(Entries taken from a collection)
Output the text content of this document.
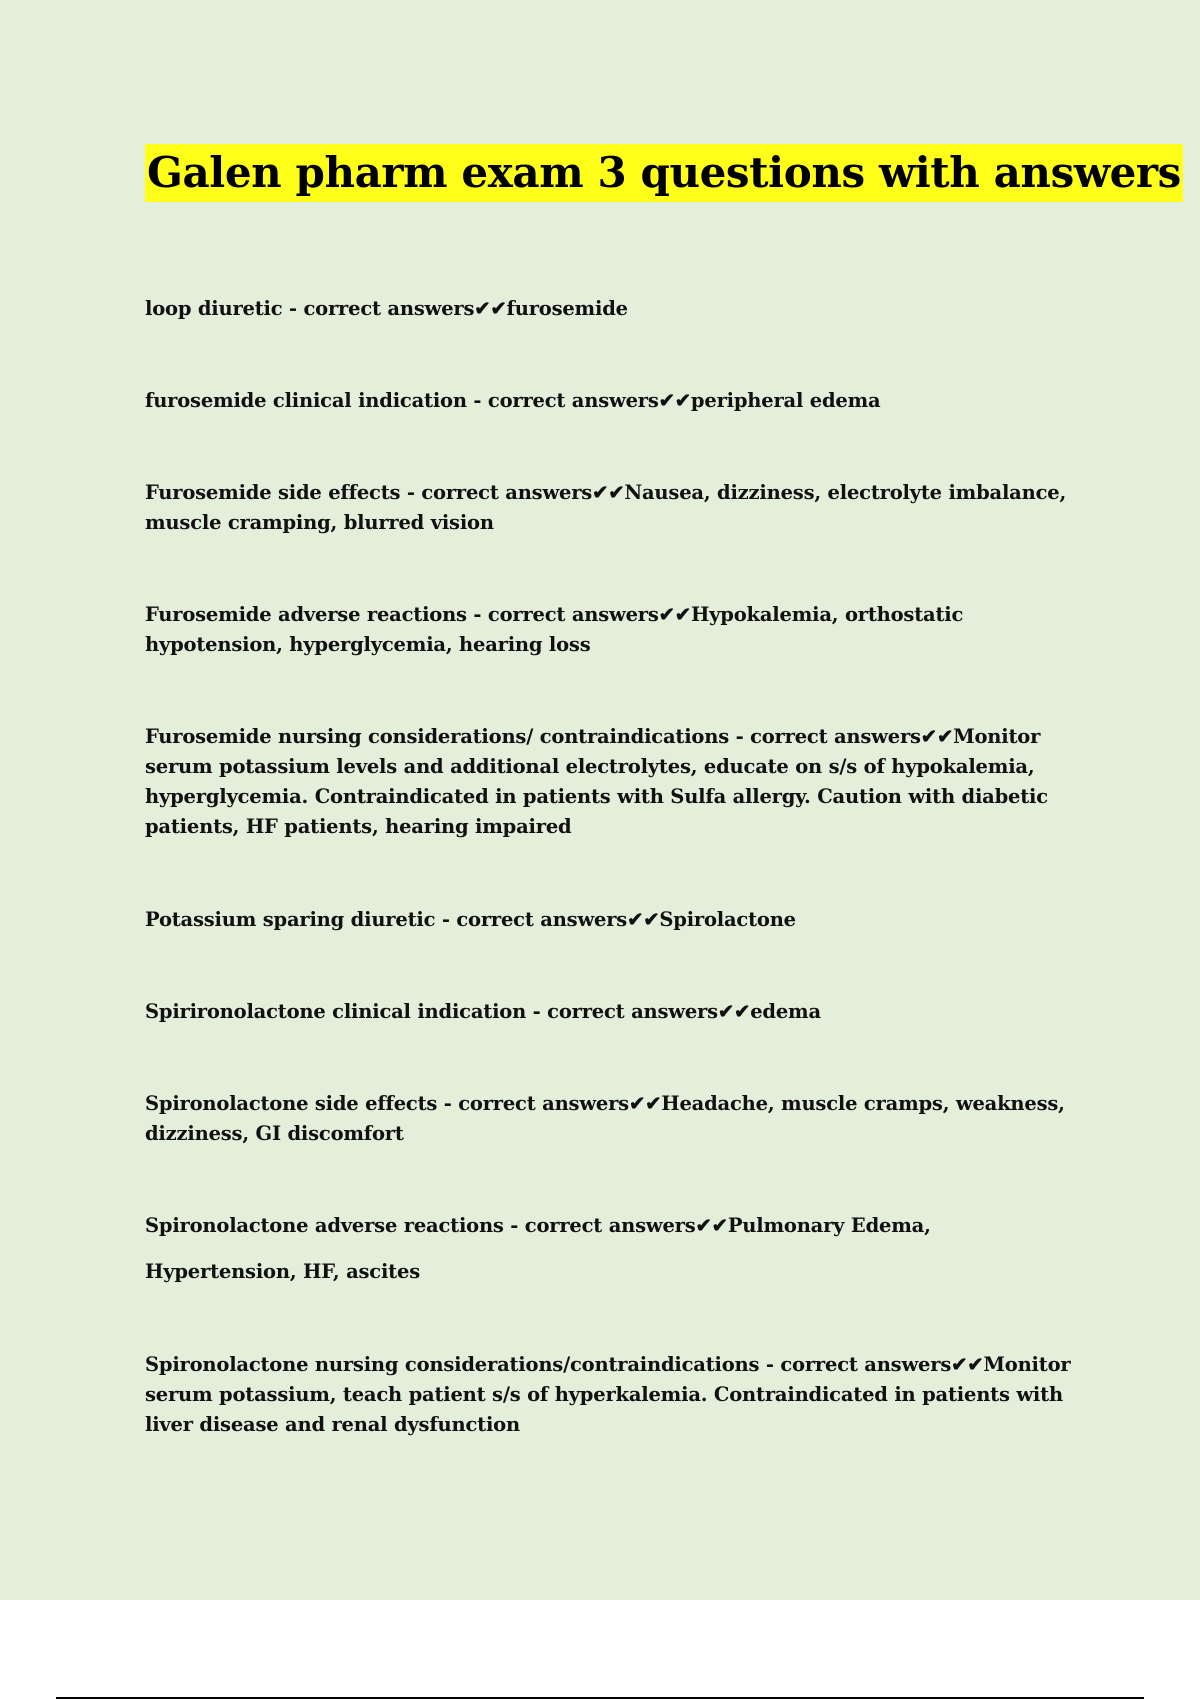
Galen pharm exam 3 questions with answers

loop diuretic - correct answers✔✔furosemide

furosemide clinical indication - correct answers✔✔peripheral edema

Furosemide side effects - correct answers✔✔Nausea, dizziness, electrolyte imbalance, muscle cramping, blurred vision

Furosemide adverse reactions - correct answers✔✔Hypokalemia, orthostatic hypotension, hyperglycemia, hearing loss

Furosemide nursing considerations/ contraindications - correct answers✔✔Monitor serum potassium levels and additional electrolytes, educate on s/s of hypokalemia, hyperglycemia. Contraindicated in patients with Sulfa allergy. Caution with diabetic patients, HF patients, hearing impaired

Potassium sparing diuretic - correct answers✔✔Spirolactone

Spirironolactone clinical indication - correct answers✔✔edema

Spironolactone side effects - correct answers✔✔Headache, muscle cramps, weakness, dizziness, GI discomfort

Spironolactone adverse reactions - correct answers✔✔Pulmonary Edema,
Hypertension, HF, ascites

Spironolactone nursing considerations/contraindications - correct answers✔✔Monitor serum potassium, teach patient s/s of hyperkalemia. Contraindicated in patients with liver disease and renal dysfunction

Exercise aim:
Leaving the pictures out, reproduce the entries above exactly.

Answer to the problem:
Output the text content of this document.
Galen pharm exam 3 questions with answers

loop diuretic - correct answers✔✔furosemide

furosemide clinical indication - correct answers✔✔peripheral edema

Furosemide side effects - correct answers✔✔Nausea, dizziness, electrolyte imbalance, muscle cramping, blurred vision

Furosemide adverse reactions - correct answers✔✔Hypokalemia, orthostatic hypotension, hyperglycemia, hearing loss

Furosemide nursing considerations/ contraindications - correct answers✔✔Monitor serum potassium levels and additional electrolytes, educate on s/s of hypokalemia, hyperglycemia. Contraindicated in patients with Sulfa allergy. Caution with diabetic patients, HF patients, hearing impaired

Potassium sparing diuretic - correct answers✔✔Spirolactone

Spirironolactone clinical indication - correct answers✔✔edema

Spironolactone side effects - correct answers✔✔Headache, muscle cramps, weakness, dizziness, GI discomfort

Spironolactone adverse reactions - correct answers✔✔Pulmonary Edema,
Hypertension, HF, ascites

Spironolactone nursing considerations/contraindications - correct answers✔✔Monitor serum potassium, teach patient s/s of hyperkalemia. Contraindicated in patients with liver disease and renal dysfunction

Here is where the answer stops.